Given task:
Give every line of the material again, exactly as written.

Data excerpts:
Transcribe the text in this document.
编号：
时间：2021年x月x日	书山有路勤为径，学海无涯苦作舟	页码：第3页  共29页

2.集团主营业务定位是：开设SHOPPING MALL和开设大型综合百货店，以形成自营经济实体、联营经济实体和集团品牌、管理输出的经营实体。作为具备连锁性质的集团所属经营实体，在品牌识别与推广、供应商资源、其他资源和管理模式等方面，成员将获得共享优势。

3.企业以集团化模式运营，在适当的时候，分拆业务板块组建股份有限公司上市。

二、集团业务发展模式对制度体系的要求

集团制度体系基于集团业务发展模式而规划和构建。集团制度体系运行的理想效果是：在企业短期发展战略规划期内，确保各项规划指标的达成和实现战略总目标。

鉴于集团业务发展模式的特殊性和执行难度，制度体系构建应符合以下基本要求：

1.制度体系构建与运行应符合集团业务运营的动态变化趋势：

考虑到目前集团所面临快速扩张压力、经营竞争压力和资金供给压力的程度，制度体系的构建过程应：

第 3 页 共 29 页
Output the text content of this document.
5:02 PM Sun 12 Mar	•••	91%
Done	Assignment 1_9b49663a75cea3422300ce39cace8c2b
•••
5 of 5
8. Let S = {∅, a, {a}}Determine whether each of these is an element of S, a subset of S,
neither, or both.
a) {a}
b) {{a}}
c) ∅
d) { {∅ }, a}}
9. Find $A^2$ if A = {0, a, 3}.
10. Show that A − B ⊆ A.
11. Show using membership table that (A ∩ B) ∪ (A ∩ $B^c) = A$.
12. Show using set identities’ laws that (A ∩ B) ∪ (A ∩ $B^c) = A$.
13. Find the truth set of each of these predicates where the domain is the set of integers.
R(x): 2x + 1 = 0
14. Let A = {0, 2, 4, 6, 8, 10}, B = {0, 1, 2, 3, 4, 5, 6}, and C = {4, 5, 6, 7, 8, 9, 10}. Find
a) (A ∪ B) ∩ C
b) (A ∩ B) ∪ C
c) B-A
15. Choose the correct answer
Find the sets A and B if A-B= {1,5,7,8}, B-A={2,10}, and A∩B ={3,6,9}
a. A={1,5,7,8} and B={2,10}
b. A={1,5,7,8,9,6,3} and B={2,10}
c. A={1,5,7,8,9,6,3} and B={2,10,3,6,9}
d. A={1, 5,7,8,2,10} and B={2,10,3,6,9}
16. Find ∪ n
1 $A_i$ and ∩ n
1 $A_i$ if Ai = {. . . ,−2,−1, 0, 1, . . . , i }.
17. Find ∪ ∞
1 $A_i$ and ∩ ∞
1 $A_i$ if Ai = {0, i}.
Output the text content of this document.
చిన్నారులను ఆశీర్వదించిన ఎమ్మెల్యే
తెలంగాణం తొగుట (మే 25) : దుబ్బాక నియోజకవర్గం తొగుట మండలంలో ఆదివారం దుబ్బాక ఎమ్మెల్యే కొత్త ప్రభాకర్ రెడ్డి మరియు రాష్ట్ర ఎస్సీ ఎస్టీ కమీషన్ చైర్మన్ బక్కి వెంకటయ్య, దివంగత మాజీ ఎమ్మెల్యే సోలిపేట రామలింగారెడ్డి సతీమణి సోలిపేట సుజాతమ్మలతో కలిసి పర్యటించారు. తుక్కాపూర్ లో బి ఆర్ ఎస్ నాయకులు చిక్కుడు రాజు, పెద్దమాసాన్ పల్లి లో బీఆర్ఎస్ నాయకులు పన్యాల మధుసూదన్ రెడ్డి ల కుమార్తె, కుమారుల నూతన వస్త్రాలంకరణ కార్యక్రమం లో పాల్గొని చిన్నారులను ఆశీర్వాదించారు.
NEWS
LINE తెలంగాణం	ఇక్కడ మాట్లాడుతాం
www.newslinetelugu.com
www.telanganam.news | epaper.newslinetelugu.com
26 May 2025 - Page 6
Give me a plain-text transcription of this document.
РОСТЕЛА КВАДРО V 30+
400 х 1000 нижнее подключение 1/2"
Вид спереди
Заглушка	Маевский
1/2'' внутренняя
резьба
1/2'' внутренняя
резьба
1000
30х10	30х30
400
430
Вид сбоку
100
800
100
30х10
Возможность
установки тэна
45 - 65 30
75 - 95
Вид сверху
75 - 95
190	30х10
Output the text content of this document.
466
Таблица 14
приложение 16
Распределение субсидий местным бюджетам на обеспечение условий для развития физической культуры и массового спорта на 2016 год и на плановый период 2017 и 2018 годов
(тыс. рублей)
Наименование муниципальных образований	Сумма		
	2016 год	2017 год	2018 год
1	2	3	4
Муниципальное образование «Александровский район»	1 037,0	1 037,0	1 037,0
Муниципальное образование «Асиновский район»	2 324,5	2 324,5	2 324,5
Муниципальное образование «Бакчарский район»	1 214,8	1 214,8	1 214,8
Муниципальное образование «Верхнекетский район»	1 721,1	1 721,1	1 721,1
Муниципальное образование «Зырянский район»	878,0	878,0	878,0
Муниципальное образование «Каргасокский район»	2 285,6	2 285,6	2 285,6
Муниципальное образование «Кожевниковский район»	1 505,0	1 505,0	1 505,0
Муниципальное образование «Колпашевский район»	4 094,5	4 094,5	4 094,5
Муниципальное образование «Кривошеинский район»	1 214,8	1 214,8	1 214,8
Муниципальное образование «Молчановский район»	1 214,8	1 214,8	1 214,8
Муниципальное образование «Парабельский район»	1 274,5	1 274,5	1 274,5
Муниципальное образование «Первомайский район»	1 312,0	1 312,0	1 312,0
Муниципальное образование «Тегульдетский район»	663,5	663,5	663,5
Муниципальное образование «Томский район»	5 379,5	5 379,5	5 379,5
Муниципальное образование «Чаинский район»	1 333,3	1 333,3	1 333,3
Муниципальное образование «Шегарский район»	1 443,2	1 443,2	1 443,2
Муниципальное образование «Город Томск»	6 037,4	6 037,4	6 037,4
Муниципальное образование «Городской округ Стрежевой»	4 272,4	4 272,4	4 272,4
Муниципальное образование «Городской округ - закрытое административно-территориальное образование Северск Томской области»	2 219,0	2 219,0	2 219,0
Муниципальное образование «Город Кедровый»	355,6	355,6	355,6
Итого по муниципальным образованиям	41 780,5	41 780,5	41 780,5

The response:
Transcribe the text in this document.
编号：
时间：2021年x月x日	书山有路勤为径，学海无涯苦作舟	页码：第3页  共29页

2.集团主营业务定位是：开设SHOPPING MALL和开设大型综合百货店，以形成自营经济实体、联营经济实体和集团品牌、管理输出的经营实体。作为具备连锁性质的集团所属经营实体，在品牌识别与推广、供应商资源、其他资源和管理模式等方面，成员将获得共享优势。

3.企业以集团化模式运营，在适当的时候，分拆业务板块组建股份有限公司上市。

二、集团业务发展模式对制度体系的要求

集团制度体系基于集团业务发展模式而规划和构建。集团制度体系运行的理想效果是：在企业短期发展战略规划期内，确保各项规划指标的达成和实现战略总目标。

鉴于集团业务发展模式的特殊性和执行难度，制度体系构建应符合以下基本要求：

1.制度体系构建与运行应符合集团业务运营的动态变化趋势：

考虑到目前集团所面临快速扩张压力、经营竞争压力和资金供给压力的程度，制度体系的构建过程应：

第 3 页 共 29 页
Output the text content of this document.
5:02 PM Sun 12 Mar	•••	91%
Done	Assignment 1_9b49663a75cea3422300ce39cace8c2b
•••
5 of 5
8. Let S = {∅, a, {a}}Determine whether each of these is an element of S, a subset of S,
neither, or both.
a) {a}
b) {{a}}
c) ∅
d) { {∅ }, a}}
9. Find $A^2$ if A = {0, a, 3}.
10. Show that A − B ⊆ A.
11. Show using membership table that (A ∩ B) ∪ (A ∩ $B^c) = A$.
12. Show using set identities’ laws that (A ∩ B) ∪ (A ∩ $B^c) = A$.
13. Find the truth set of each of these predicates where the domain is the set of integers.
R(x): 2x + 1 = 0
14. Let A = {0, 2, 4, 6, 8, 10}, B = {0, 1, 2, 3, 4, 5, 6}, and C = {4, 5, 6, 7, 8, 9, 10}. Find
a) (A ∪ B) ∩ C
b) (A ∩ B) ∪ C
c) B-A
15. Choose the correct answer
Find the sets A and B if A-B= {1,5,7,8}, B-A={2,10}, and A∩B ={3,6,9}
a. A={1,5,7,8} and B={2,10}
b. A={1,5,7,8,9,6,3} and B={2,10}
c. A={1,5,7,8,9,6,3} and B={2,10,3,6,9}
d. A={1, 5,7,8,2,10} and B={2,10,3,6,9}
16. Find ∪ n
1 $A_i$ and ∩ n
1 $A_i$ if Ai = {. . . ,−2,−1, 0, 1, . . . , i }.
17. Find ∪ ∞
1 $A_i$ and ∩ ∞
1 $A_i$ if Ai = {0, i}.
Output the text content of this document.
చిన్నారులను ఆశీర్వదించిన ఎమ్మెల్యే
తెలంగాణం తొగుట (మే 25) : దుబ్బాక నియోజకవర్గం తొగుట మండలంలో ఆదివారం దుబ్బాక ఎమ్మెల్యే కొత్త ప్రభాకర్ రెడ్డి మరియు రాష్ట్ర ఎస్సీ ఎస్టీ కమీషన్ చైర్మన్ బక్కి వెంకటయ్య, దివంగత మాజీ ఎమ్మెల్యే సోలిపేట రామలింగారెడ్డి సతీమణి సోలిపేట సుజాతమ్మలతో కలిసి పర్యటించారు. తుక్కాపూర్ లో బి ఆర్ ఎస్ నాయకులు చిక్కుడు రాజు, పెద్దమాసాన్ పల్లి లో బీఆర్ఎస్ నాయకులు పన్యాల మధుసూదన్ రెడ్డి ల కుమార్తె, కుమారుల నూతన వస్త్రాలంకరణ కార్యక్రమం లో పాల్గొని చిన్నారులను ఆశీర్వాదించారు.
NEWS
LINE తెలంగాణం	ఇక్కడ మాట్లాడుతాం
www.newslinetelugu.com
www.telanganam.news | epaper.newslinetelugu.com
26 May 2025 - Page 6
Give me a plain-text transcription of this document.
РОСТЕЛА КВАДРО V 30+
400 х 1000 нижнее подключение 1/2"
Вид спереди
Заглушка	Маевский
1/2'' внутренняя
резьба
1/2'' внутренняя
резьба
1000
30х10	30х30
400
430
Вид сбоку
100
800
100
30х10
Возможность
установки тэна
45 - 65 30
75 - 95
Вид сверху
75 - 95
190	30х10
Output the text content of this document.
466
Таблица 14
приложение 16
Распределение субсидий местным бюджетам на обеспечение условий для развития физической культуры и массового спорта на 2016 год и на плановый период 2017 и 2018 годов
(тыс. рублей)
Наименование муниципальных образований	Сумма		
	2016 год	2017 год	2018 год
1	2	3	4
Муниципальное образование «Александровский район»	1 037,0	1 037,0	1 037,0
Муниципальное образование «Асиновский район»	2 324,5	2 324,5	2 324,5
Муниципальное образование «Бакчарский район»	1 214,8	1 214,8	1 214,8
Муниципальное образование «Верхнекетский район»	1 721,1	1 721,1	1 721,1
Муниципальное образование «Зырянский район»	878,0	878,0	878,0
Муниципальное образование «Каргасокский район»	2 285,6	2 285,6	2 285,6
Муниципальное образование «Кожевниковский район»	1 505,0	1 505,0	1 505,0
Муниципальное образование «Колпашевский район»	4 094,5	4 094,5	4 094,5
Муниципальное образование «Кривошеинский район»	1 214,8	1 214,8	1 214,8
Муниципальное образование «Молчановский район»	1 214,8	1 214,8	1 214,8
Муниципальное образование «Парабельский район»	1 274,5	1 274,5	1 274,5
Муниципальное образование «Первомайский район»	1 312,0	1 312,0	1 312,0
Муниципальное образование «Тегульдетский район»	663,5	663,5	663,5
Муниципальное образование «Томский район»	5 379,5	5 379,5	5 379,5
Муниципальное образование «Чаинский район»	1 333,3	1 333,3	1 333,3
Муниципальное образование «Шегарский район»	1 443,2	1 443,2	1 443,2
Муниципальное образование «Город Томск»	6 037,4	6 037,4	6 037,4
Муниципальное образование «Городской округ Стрежевой»	4 272,4	4 272,4	4 272,4
Муниципальное образование «Городской округ - закрытое административно-территориальное образование Северск Томской области»	2 219,0	2 219,0	2 219,0
Муниципальное образование «Город Кедровый»	355,6	355,6	355,6
Итого по муниципальным образованиям	41 780,5	41 780,5	41 780,5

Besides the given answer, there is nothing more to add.